--- begin Data rows ---

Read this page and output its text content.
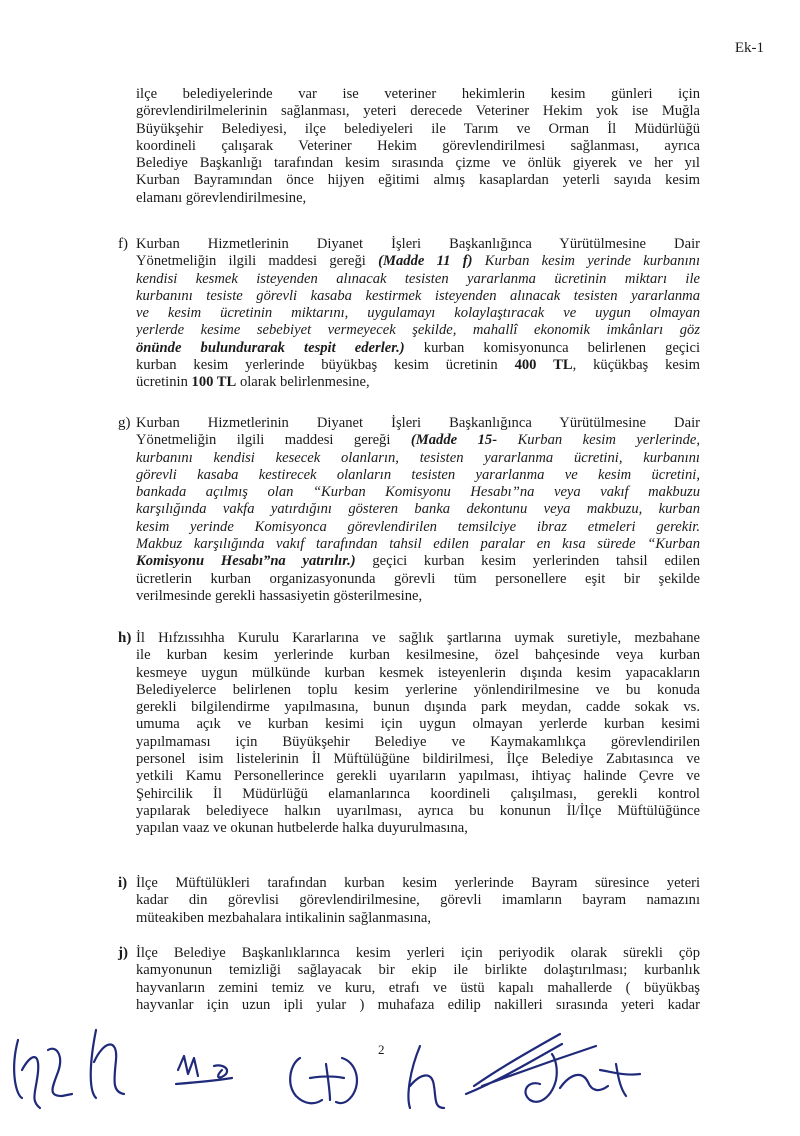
Ek-1
ilçe belediyelerinde var ise veteriner hekimlerin kesim günleri için
görevlendirilmelerinin sağlanması, yeteri derecede Veteriner Hekim yok ise Muğla
Büyükşehir Belediyesi, ilçe belediyeleri ile Tarım ve Orman İl Müdürlüğü
koordineli çalışarak Veteriner Hekim görevlendirilmesi sağlanması, ayrıca
Belediye Başkanlığı tarafından kesim sırasında çizme ve önlük giyerek ve her yıl
Kurban Bayramından önce hijyen eğitimi almış kasaplardan yeterli sayıda kesim
elamanı görevlendirilmesine,
f) Kurban Hizmetlerinin Diyanet İşleri Başkanlığınca Yürütülmesine Dair
Yönetmeliğin ilgili maddesi gereği (Madde 11 f) Kurban kesim yerinde kurbanını
kendisi kesmek isteyenden alınacak tesisten yararlanma ücretinin miktarı ile
kurbanını tesiste görevli kasaba kestirmek isteyenden alınacak tesisten yararlanma
ve kesim ücretinin miktarını, uygulamayı kolaylaştıracak ve uygun olmayan
yerlerde kesime sebebiyet vermeyecek şekilde, mahallî ekonomik imkânları göz
önünde bulundurarak tespit ederler.) kurban komisyonunca belirlenen geçici
kurban kesim yerlerinde büyükbaş kesim ücretinin 400 TL, küçükbaş kesim
ücretinin 100 TL olarak belirlenmesine,
g) Kurban Hizmetlerinin Diyanet İşleri Başkanlığınca Yürütülmesine Dair
Yönetmeliğin ilgili maddesi gereği (Madde 15- Kurban kesim yerlerinde,
kurbanını kendisi kesecek olanların, tesisten yararlanma ücretini, kurbanını
görevli kasaba kestirecek olanların tesisten yararlanma ve kesim ücretini,
bankada açılmış olan “Kurban Komisyonu Hesabı”na veya vakıf makbuzu
karşılığında vakfa yatırdığını gösteren banka dekontunu veya makbuzu, kurban
kesim yerinde Komisyonca görevlendirilen temsilciye ibraz etmeleri gerekir.
Makbuz karşılığında vakıf tarafından tahsil edilen paralar en kısa sürede “Kurban
Komisyonu Hesabı”na yatırılır.) geçici kurban kesim yerlerinden tahsil edilen
ücretlerin kurban organizasyonunda görevli tüm personellere eşit bir şekilde
verilmesinde gerekli hassasiyetin gösterilmesine,
h) İl Hıfzıssıhha Kurulu Kararlarına ve sağlık şartlarına uymak suretiyle, mezbahane
ile kurban kesim yerlerinde kurban kesilmesine, özel bahçesinde veya kurban
kesmeye uygun mülkünde kurban kesmek isteyenlerin dışında kesim yapacakların
Belediyelerce belirlenen toplu kesim yerlerine yönlendirilmesine ve bu konuda
gerekli bilgilendirme yapılmasına, bunun dışında park meydan, cadde sokak vs.
umuma açık ve kurban kesimi için uygun olmayan yerlerde kurban kesimi
yapılmaması için Büyükşehir Belediye ve Kaymakamlıkça görevlendirilen
personel isim listelerinin İl Müftülüğüne bildirilmesi, İlçe Belediye Zabıtasınca ve
yetkili Kamu Personellerince gerekli uyarıların yapılması, ihtiyaç halinde Çevre ve
Şehircilik İl Müdürlüğü elamanlarınca koordineli çalışılması, gerekli kontrol
yapılarak belediyece halkın uyarılması, ayrıca bu konunun İl/İlçe Müftülüğünce
yapılan vaaz ve okunan hutbelerde halka duyurulmasına,
i) İlçe Müftülükleri tarafından kurban kesim yerlerinde Bayram süresince yeteri
kadar din görevlisi görevlendirilmesine, görevli imamların bayram namazını
müteakiben mezbahalara intikalinin sağlanmasına,
j) İlçe Belediye Başkanlıklarınca kesim yerleri için periyodik olarak sürekli çöp
kamyonunun temizliği sağlayacak bir ekip ile birlikte dolaştırılması; kurbanlık
hayvanların zemini temiz ve kuru, etrafı ve üstü kapalı mahallerde ( büyükbaş
hayvanlar için uzun ipli yular ) muhafaza edilip nakilleri sırasında yeteri kadar
2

--- end Data rows ---

Requirement - Your task is an exact transcription of all the data, minus the pictures.

Output of the task -
Read this page and output its text content.
Ek-1
ilçe belediyelerinde var ise veteriner hekimlerin kesim günleri için
görevlendirilmelerinin sağlanması, yeteri derecede Veteriner Hekim yok ise Muğla
Büyükşehir Belediyesi, ilçe belediyeleri ile Tarım ve Orman İl Müdürlüğü
koordineli çalışarak Veteriner Hekim görevlendirilmesi sağlanması, ayrıca
Belediye Başkanlığı tarafından kesim sırasında çizme ve önlük giyerek ve her yıl
Kurban Bayramından önce hijyen eğitimi almış kasaplardan yeterli sayıda kesim
elamanı görevlendirilmesine,
f) Kurban Hizmetlerinin Diyanet İşleri Başkanlığınca Yürütülmesine Dair
Yönetmeliğin ilgili maddesi gereği (Madde 11 f) Kurban kesim yerinde kurbanını
kendisi kesmek isteyenden alınacak tesisten yararlanma ücretinin miktarı ile
kurbanını tesiste görevli kasaba kestirmek isteyenden alınacak tesisten yararlanma
ve kesim ücretinin miktarını, uygulamayı kolaylaştıracak ve uygun olmayan
yerlerde kesime sebebiyet vermeyecek şekilde, mahallî ekonomik imkânları göz
önünde bulundurarak tespit ederler.) kurban komisyonunca belirlenen geçici
kurban kesim yerlerinde büyükbaş kesim ücretinin 400 TL, küçükbaş kesim
ücretinin 100 TL olarak belirlenmesine,
g) Kurban Hizmetlerinin Diyanet İşleri Başkanlığınca Yürütülmesine Dair
Yönetmeliğin ilgili maddesi gereği (Madde 15- Kurban kesim yerlerinde,
kurbanını kendisi kesecek olanların, tesisten yararlanma ücretini, kurbanını
görevli kasaba kestirecek olanların tesisten yararlanma ve kesim ücretini,
bankada açılmış olan “Kurban Komisyonu Hesabı”na veya vakıf makbuzu
karşılığında vakfa yatırdığını gösteren banka dekontunu veya makbuzu, kurban
kesim yerinde Komisyonca görevlendirilen temsilciye ibraz etmeleri gerekir.
Makbuz karşılığında vakıf tarafından tahsil edilen paralar en kısa sürede “Kurban
Komisyonu Hesabı”na yatırılır.) geçici kurban kesim yerlerinden tahsil edilen
ücretlerin kurban organizasyonunda görevli tüm personellere eşit bir şekilde
verilmesinde gerekli hassasiyetin gösterilmesine,
h) İl Hıfzıssıhha Kurulu Kararlarına ve sağlık şartlarına uymak suretiyle, mezbahane
ile kurban kesim yerlerinde kurban kesilmesine, özel bahçesinde veya kurban
kesmeye uygun mülkünde kurban kesmek isteyenlerin dışında kesim yapacakların
Belediyelerce belirlenen toplu kesim yerlerine yönlendirilmesine ve bu konuda
gerekli bilgilendirme yapılmasına, bunun dışında park meydan, cadde sokak vs.
umuma açık ve kurban kesimi için uygun olmayan yerlerde kurban kesimi
yapılmaması için Büyükşehir Belediye ve Kaymakamlıkça görevlendirilen
personel isim listelerinin İl Müftülüğüne bildirilmesi, İlçe Belediye Zabıtasınca ve
yetkili Kamu Personellerince gerekli uyarıların yapılması, ihtiyaç halinde Çevre ve
Şehircilik İl Müdürlüğü elamanlarınca koordineli çalışılması, gerekli kontrol
yapılarak belediyece halkın uyarılması, ayrıca bu konunun İl/İlçe Müftülüğünce
yapılan vaaz ve okunan hutbelerde halka duyurulmasına,
i) İlçe Müftülükleri tarafından kurban kesim yerlerinde Bayram süresince yeteri
kadar din görevlisi görevlendirilmesine, görevli imamların bayram namazını
müteakiben mezbahalara intikalinin sağlanmasına,
j) İlçe Belediye Başkanlıklarınca kesim yerleri için periyodik olarak sürekli çöp
kamyonunun temizliği sağlayacak bir ekip ile birlikte dolaştırılması; kurbanlık
hayvanların zemini temiz ve kuru, etrafı ve üstü kapalı mahallerde ( büyükbaş
hayvanlar için uzun ipli yular ) muhafaza edilip nakilleri sırasında yeteri kadar
2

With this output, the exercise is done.